▶ INFORMATION SUPPLIED
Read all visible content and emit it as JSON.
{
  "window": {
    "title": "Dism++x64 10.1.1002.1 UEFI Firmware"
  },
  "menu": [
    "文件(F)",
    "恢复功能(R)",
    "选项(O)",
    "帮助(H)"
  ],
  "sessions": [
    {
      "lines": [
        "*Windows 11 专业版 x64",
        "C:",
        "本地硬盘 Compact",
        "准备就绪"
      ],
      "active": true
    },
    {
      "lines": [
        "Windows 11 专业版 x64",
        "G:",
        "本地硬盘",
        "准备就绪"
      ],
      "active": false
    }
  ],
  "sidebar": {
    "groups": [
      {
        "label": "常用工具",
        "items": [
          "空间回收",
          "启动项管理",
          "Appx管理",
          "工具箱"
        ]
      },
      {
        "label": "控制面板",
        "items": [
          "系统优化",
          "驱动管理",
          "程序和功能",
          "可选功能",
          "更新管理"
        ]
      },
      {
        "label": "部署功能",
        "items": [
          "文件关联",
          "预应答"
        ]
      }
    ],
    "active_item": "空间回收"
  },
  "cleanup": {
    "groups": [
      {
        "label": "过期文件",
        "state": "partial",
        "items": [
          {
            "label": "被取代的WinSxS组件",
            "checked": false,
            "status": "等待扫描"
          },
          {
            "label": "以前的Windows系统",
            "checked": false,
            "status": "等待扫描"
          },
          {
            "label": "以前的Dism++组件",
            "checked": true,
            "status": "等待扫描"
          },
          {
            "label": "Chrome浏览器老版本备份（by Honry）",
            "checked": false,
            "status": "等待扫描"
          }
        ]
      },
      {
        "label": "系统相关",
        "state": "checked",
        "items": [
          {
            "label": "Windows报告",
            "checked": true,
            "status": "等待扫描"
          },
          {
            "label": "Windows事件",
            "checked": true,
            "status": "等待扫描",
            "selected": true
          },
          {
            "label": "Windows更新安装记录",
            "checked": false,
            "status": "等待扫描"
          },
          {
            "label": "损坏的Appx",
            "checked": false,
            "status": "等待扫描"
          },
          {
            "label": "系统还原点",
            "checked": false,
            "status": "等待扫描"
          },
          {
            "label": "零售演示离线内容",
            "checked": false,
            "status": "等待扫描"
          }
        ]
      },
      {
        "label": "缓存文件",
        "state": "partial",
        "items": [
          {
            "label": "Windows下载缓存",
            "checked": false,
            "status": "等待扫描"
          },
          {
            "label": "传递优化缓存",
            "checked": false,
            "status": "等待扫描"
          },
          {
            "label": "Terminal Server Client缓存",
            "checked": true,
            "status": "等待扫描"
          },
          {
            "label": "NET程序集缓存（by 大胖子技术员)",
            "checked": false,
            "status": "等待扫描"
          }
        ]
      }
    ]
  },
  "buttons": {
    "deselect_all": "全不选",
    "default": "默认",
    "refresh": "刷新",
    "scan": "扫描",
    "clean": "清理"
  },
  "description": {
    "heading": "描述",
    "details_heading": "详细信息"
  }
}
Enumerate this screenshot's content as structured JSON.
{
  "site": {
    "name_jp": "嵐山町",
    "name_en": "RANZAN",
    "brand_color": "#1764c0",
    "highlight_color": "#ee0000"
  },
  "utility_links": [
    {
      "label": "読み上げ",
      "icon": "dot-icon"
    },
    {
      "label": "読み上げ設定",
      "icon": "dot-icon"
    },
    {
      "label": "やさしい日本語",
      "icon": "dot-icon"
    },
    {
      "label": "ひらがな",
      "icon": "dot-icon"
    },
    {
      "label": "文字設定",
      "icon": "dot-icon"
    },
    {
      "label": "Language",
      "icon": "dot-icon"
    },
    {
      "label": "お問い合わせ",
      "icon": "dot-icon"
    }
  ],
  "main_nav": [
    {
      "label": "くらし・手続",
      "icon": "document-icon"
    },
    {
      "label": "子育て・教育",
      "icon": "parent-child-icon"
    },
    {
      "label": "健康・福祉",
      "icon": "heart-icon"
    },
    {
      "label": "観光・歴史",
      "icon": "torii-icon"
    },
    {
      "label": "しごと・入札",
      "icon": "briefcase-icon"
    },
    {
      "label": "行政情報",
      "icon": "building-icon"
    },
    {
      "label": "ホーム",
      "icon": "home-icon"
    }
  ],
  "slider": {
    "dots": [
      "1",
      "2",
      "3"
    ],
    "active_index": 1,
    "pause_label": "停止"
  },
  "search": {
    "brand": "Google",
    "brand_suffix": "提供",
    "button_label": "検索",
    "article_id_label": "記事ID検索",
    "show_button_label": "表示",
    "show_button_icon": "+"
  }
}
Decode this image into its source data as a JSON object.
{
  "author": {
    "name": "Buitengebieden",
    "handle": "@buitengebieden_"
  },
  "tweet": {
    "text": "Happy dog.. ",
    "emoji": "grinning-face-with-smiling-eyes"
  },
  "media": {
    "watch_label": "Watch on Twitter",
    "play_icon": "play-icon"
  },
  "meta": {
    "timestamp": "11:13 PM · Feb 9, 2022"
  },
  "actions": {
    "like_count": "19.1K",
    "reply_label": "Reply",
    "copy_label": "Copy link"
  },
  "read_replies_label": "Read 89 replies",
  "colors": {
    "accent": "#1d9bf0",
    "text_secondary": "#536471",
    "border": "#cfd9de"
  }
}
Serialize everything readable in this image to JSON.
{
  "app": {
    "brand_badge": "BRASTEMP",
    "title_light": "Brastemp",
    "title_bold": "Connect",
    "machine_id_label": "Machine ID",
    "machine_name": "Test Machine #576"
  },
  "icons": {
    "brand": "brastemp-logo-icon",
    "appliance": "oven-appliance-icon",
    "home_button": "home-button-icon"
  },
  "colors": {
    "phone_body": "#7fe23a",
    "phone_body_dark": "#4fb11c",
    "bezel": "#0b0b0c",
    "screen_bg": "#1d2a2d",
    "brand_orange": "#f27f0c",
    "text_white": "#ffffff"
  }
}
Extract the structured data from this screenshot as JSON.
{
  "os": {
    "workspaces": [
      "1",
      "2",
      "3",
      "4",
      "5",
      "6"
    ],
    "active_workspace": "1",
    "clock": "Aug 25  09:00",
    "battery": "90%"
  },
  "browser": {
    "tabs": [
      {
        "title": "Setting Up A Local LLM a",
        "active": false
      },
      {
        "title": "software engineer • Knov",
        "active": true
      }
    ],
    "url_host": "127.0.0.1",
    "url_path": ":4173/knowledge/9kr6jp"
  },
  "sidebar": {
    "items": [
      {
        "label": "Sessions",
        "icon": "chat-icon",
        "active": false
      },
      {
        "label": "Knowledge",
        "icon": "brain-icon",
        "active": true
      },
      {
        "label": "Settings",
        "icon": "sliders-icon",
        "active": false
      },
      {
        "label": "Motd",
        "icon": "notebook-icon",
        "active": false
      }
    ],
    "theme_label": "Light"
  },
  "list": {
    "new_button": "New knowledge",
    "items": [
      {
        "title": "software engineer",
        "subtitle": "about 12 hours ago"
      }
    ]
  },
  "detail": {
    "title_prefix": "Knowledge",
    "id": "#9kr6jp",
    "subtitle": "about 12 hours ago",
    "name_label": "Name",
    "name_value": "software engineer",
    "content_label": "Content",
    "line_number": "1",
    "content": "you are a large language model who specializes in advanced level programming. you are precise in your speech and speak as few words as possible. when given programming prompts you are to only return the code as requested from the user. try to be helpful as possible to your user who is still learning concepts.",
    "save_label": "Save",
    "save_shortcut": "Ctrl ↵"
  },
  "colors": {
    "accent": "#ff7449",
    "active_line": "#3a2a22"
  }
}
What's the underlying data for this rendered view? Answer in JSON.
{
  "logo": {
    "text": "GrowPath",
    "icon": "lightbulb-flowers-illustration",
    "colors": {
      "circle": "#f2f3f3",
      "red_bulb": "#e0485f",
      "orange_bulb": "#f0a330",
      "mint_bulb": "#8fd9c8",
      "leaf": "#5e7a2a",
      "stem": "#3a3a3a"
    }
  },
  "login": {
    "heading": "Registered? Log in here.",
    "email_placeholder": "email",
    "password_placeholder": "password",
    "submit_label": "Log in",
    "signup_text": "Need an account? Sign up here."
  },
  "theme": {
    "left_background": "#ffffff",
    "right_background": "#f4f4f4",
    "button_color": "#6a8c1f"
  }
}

▶ YOUR GOAL
In the records above, locate the lines holding the word "this". Copy each of them.

▶ TASK SOLUTION
Enumerate this screenshot's content as structured JSON.
Decode this image into its source data as a JSON object.
Serialize everything readable in this image to JSON.
Extract the structured data from this screenshot as JSON.
What's the underlying data for this rendered view? Answer in JSON.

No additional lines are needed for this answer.